### WHAT TO DO
Return the number of lines in which the word "రజలక" appears; add nothing else.

(Extracted records)
○ ○ ○ ○ ○

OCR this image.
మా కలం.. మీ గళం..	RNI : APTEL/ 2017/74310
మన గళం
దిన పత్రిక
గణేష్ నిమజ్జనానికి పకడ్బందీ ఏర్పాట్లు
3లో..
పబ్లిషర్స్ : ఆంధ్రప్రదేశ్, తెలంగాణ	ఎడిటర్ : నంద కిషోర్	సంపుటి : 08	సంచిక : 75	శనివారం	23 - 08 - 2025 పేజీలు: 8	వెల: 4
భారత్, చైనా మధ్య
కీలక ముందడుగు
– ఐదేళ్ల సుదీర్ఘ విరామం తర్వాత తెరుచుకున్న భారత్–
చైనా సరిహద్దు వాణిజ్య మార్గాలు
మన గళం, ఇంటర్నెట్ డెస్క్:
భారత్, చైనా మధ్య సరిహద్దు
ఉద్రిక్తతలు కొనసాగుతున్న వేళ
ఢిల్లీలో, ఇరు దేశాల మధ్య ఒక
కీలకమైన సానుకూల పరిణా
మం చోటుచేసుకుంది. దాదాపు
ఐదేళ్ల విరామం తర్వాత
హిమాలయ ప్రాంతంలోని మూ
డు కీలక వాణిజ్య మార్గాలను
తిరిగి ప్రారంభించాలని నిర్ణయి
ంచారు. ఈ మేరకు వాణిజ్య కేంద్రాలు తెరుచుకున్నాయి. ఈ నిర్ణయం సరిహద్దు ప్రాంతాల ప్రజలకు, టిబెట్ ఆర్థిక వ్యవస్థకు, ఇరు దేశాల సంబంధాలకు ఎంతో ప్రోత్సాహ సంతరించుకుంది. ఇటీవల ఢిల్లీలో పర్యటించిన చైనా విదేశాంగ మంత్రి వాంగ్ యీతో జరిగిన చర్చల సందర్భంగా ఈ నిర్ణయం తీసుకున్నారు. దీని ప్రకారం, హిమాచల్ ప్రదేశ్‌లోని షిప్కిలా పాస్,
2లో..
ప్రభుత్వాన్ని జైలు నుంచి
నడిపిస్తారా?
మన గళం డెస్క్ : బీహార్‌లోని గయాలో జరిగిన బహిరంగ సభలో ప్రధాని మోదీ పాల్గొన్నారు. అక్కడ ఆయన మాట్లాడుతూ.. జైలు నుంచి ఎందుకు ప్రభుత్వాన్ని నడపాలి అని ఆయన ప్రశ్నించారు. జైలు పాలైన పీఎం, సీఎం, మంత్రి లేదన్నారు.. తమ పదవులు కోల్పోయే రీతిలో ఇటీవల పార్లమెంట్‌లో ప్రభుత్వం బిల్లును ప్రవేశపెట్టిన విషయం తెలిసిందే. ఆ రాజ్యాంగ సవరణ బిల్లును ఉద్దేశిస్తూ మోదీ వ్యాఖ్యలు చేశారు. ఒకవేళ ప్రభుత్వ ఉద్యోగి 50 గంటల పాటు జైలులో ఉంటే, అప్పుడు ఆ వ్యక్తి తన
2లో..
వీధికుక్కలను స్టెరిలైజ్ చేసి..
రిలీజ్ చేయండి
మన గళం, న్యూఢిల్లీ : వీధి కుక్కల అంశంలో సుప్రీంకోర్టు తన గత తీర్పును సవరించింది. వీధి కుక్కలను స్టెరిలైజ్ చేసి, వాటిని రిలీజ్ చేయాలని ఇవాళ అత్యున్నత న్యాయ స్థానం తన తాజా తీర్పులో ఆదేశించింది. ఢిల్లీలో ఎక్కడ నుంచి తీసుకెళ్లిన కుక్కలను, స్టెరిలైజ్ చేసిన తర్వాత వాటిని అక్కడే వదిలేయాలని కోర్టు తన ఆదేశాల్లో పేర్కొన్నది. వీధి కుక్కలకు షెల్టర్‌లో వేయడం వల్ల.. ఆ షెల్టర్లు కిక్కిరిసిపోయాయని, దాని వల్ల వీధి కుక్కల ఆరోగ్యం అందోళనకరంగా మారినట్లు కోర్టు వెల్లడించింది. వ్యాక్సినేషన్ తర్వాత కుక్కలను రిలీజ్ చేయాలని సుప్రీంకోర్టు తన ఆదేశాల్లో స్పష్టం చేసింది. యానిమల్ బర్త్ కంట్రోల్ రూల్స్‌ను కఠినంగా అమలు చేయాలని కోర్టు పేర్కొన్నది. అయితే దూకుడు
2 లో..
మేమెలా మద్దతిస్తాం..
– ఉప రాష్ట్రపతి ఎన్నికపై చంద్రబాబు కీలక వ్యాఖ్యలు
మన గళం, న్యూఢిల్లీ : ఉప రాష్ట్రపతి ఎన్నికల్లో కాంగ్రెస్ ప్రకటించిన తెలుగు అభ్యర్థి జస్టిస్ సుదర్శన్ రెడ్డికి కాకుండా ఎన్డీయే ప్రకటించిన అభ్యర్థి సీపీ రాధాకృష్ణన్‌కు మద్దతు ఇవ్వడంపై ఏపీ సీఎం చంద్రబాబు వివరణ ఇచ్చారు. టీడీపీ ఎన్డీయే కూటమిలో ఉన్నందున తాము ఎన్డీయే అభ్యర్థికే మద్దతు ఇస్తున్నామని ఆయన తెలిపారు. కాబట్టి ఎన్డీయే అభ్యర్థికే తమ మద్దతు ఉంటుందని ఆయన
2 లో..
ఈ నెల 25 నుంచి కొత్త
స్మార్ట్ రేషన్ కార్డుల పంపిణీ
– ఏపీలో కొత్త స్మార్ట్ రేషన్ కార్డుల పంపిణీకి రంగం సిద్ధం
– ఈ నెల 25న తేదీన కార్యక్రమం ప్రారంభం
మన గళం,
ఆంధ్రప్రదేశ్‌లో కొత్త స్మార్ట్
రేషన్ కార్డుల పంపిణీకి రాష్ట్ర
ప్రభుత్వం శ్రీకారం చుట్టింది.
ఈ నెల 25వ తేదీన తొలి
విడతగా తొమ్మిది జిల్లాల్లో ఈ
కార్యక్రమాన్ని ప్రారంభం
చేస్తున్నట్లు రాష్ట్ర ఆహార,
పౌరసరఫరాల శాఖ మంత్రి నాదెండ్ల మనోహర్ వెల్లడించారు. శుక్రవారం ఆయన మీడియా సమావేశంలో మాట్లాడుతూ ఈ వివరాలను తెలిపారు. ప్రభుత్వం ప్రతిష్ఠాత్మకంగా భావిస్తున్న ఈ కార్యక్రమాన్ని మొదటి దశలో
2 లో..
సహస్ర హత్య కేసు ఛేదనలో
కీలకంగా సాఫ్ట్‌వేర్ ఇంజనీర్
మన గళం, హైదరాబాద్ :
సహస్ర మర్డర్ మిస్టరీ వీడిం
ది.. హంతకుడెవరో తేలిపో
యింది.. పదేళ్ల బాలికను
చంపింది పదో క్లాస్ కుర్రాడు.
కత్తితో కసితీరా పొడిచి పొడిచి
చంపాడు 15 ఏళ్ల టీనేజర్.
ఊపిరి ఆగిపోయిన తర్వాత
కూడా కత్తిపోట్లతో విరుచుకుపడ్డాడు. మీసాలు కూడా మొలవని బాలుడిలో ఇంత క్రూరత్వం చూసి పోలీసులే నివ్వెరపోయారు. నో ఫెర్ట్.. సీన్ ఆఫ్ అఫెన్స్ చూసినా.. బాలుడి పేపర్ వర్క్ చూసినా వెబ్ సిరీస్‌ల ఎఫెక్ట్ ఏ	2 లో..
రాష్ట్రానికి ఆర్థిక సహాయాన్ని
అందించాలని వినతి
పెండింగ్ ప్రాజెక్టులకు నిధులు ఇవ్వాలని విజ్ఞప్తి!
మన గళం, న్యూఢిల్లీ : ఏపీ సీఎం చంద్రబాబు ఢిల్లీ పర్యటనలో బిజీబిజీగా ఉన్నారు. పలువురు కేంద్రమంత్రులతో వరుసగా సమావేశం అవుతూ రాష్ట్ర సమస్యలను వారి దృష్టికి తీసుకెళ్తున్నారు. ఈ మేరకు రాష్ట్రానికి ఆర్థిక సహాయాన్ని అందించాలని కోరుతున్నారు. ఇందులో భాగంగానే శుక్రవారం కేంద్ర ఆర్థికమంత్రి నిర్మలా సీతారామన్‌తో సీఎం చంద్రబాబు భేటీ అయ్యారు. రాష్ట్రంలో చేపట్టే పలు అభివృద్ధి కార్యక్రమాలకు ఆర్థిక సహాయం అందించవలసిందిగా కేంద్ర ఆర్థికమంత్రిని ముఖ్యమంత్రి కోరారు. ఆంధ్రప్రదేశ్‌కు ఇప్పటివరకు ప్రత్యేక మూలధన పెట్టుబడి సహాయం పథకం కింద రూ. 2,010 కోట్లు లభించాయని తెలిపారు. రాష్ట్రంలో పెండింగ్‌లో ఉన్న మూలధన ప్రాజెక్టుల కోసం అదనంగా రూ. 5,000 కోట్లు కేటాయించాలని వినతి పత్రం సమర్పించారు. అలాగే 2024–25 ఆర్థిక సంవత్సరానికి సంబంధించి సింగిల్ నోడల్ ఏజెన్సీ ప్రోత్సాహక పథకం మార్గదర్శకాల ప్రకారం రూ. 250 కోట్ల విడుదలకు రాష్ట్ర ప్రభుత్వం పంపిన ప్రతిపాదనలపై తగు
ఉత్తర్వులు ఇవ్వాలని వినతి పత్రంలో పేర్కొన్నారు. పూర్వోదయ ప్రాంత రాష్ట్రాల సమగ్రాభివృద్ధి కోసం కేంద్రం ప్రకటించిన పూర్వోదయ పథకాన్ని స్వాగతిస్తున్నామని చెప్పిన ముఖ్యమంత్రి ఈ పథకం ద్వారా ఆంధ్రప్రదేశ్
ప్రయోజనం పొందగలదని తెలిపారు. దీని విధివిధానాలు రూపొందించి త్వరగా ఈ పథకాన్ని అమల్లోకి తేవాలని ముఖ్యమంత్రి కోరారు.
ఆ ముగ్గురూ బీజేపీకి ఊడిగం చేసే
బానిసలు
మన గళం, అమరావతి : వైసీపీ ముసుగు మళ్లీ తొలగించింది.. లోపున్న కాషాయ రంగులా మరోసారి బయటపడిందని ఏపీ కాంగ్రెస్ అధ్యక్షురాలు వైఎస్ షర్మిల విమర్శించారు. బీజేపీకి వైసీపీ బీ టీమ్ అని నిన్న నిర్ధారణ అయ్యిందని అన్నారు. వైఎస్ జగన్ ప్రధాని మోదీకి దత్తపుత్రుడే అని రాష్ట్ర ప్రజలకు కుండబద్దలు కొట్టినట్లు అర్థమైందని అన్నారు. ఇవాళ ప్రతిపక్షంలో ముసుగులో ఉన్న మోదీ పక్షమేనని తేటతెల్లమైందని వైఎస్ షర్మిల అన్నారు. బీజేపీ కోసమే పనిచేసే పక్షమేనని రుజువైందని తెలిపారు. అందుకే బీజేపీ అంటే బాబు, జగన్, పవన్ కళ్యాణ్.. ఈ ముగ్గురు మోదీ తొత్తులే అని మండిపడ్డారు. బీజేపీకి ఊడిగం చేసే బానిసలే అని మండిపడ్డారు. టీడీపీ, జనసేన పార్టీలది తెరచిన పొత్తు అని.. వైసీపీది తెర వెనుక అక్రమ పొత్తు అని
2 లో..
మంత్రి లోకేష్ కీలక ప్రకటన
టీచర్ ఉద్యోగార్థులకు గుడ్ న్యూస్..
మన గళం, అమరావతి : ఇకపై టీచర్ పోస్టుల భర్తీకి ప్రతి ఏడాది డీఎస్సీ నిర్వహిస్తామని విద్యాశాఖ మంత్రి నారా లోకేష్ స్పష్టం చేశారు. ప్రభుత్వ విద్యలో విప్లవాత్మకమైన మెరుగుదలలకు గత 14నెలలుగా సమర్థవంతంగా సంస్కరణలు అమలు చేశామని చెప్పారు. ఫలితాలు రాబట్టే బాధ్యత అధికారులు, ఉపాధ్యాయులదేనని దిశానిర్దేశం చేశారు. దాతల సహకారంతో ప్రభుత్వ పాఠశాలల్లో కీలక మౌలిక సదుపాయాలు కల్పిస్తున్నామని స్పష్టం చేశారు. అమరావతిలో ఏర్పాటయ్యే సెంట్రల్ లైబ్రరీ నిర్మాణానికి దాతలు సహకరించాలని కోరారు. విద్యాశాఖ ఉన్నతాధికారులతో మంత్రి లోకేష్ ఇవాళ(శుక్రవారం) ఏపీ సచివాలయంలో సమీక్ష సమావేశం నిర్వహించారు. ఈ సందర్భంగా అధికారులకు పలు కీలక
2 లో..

○ ○ ○ ○ ○

### CORRECT RESPONSE
2